- Problem to solve
Omit the pictures and return every entry exactly as written.

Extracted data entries
--- start ---

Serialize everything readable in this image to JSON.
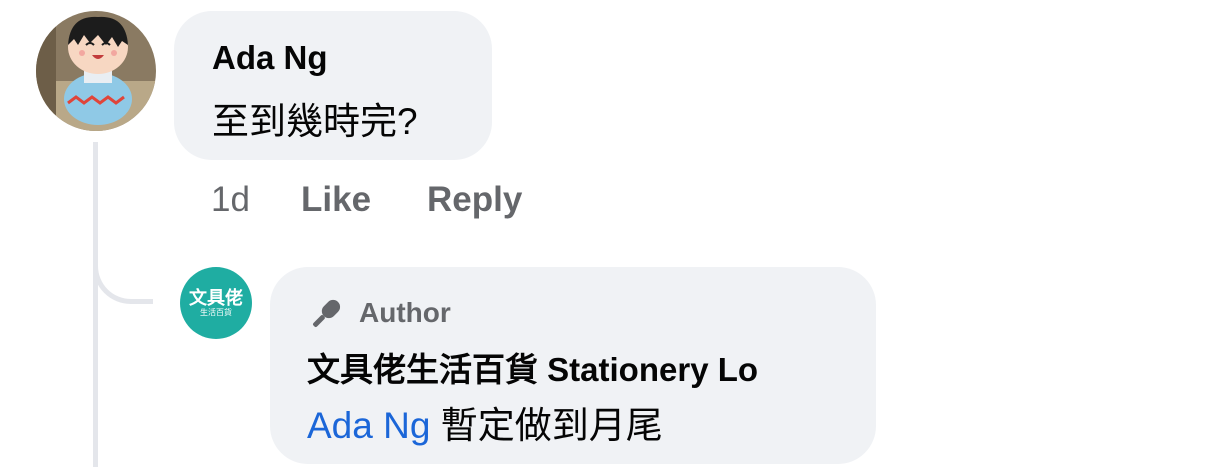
{
  "comment": {
    "author": "Ada Ng",
    "text": "至到幾時完?",
    "actions": {
      "time": "1d",
      "like": "Like",
      "reply": "Reply"
    }
  },
  "reply": {
    "avatar_logo": "文具佬",
    "avatar_logo_sub": "生活百貨",
    "badge_icon": "microphone-icon",
    "badge_label": "Author",
    "page_name": "文具佬生活百貨 Stationery Lo",
    "mention": "Ada Ng",
    "text": "暫定做到月尾"
  },
  "colors": {
    "bubble_bg": "#f0f2f5",
    "secondary_text": "#65676b",
    "mention_link": "#1b66d8",
    "page_avatar_bg": "#1fada2",
    "thread_line": "#e4e6eb"
  }
}
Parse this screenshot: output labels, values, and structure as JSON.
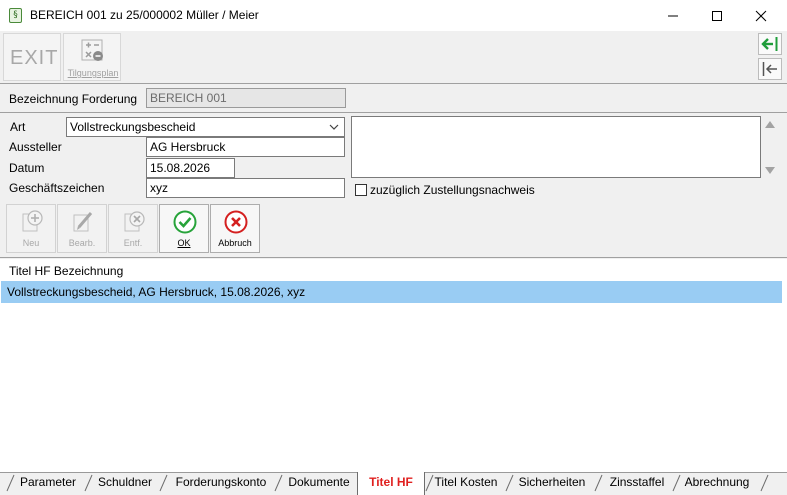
{
  "window": {
    "title": "BEREICH 001 zu 25/000002 Müller / Meier",
    "app_icon_glyph": "§"
  },
  "toolbar": {
    "exit_label": "EXIT",
    "tilgungsplan_label": "Tilgungsplan"
  },
  "form": {
    "bezeichnung_label": "Bezeichnung Forderung",
    "bezeichnung_value": "BEREICH 001",
    "art_label": "Art",
    "art_value": "Vollstreckungsbescheid",
    "aussteller_label": "Aussteller",
    "aussteller_value": "AG Hersbruck",
    "datum_label": "Datum",
    "datum_value": "15.08.2026",
    "geschaeftszeichen_label": "Geschäftszeichen",
    "geschaeftszeichen_value": "xyz",
    "zustellung_label": "zuzüglich Zustellungsnachweis",
    "zustellung_checked": false,
    "notes_value": ""
  },
  "actions": {
    "neu": "Neu",
    "bearb": "Bearb.",
    "entf": "Entf.",
    "ok": "OK",
    "abbruch": "Abbruch"
  },
  "list": {
    "header": "Titel HF Bezeichnung",
    "rows": [
      "Vollstreckungsbescheid, AG Hersbruck, 15.08.2026, xyz"
    ],
    "selected_color": "#99ccf3"
  },
  "tabs": [
    "Parameter",
    "Schuldner",
    "Forderungskonto",
    "Dokumente",
    "Titel HF",
    "Titel Kosten",
    "Sicherheiten",
    "Zinsstaffel",
    "Abrechnung"
  ],
  "active_tab": "Titel HF",
  "colors": {
    "active_tab_text": "#e0201f",
    "ok_green": "#27a33a",
    "abbruch_red": "#d42020",
    "nav_arrow_green": "#1f9d3a"
  }
}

--- end ---

- Exercise response
Serialize everything readable in this image to JSON.
{
  "comment": {
    "author": "Ada Ng",
    "text": "至到幾時完?",
    "actions": {
      "time": "1d",
      "like": "Like",
      "reply": "Reply"
    }
  },
  "reply": {
    "avatar_logo": "文具佬",
    "avatar_logo_sub": "生活百貨",
    "badge_icon": "microphone-icon",
    "badge_label": "Author",
    "page_name": "文具佬生活百貨 Stationery Lo",
    "mention": "Ada Ng",
    "text": "暫定做到月尾"
  },
  "colors": {
    "bubble_bg": "#f0f2f5",
    "secondary_text": "#65676b",
    "mention_link": "#1b66d8",
    "page_avatar_bg": "#1fada2",
    "thread_line": "#e4e6eb"
  }
}
Parse this screenshot: output labels, values, and structure as JSON.
{
  "window": {
    "title": "BEREICH 001 zu 25/000002 Müller / Meier",
    "app_icon_glyph": "§"
  },
  "toolbar": {
    "exit_label": "EXIT",
    "tilgungsplan_label": "Tilgungsplan"
  },
  "form": {
    "bezeichnung_label": "Bezeichnung Forderung",
    "bezeichnung_value": "BEREICH 001",
    "art_label": "Art",
    "art_value": "Vollstreckungsbescheid",
    "aussteller_label": "Aussteller",
    "aussteller_value": "AG Hersbruck",
    "datum_label": "Datum",
    "datum_value": "15.08.2026",
    "geschaeftszeichen_label": "Geschäftszeichen",
    "geschaeftszeichen_value": "xyz",
    "zustellung_label": "zuzüglich Zustellungsnachweis",
    "zustellung_checked": false,
    "notes_value": ""
  },
  "actions": {
    "neu": "Neu",
    "bearb": "Bearb.",
    "entf": "Entf.",
    "ok": "OK",
    "abbruch": "Abbruch"
  },
  "list": {
    "header": "Titel HF Bezeichnung",
    "rows": [
      "Vollstreckungsbescheid, AG Hersbruck, 15.08.2026, xyz"
    ],
    "selected_color": "#99ccf3"
  },
  "tabs": [
    "Parameter",
    "Schuldner",
    "Forderungskonto",
    "Dokumente",
    "Titel HF",
    "Titel Kosten",
    "Sicherheiten",
    "Zinsstaffel",
    "Abrechnung"
  ],
  "active_tab": "Titel HF",
  "colors": {
    "active_tab_text": "#e0201f",
    "ok_green": "#27a33a",
    "abbruch_red": "#d42020",
    "nav_arrow_green": "#1f9d3a"
  }
}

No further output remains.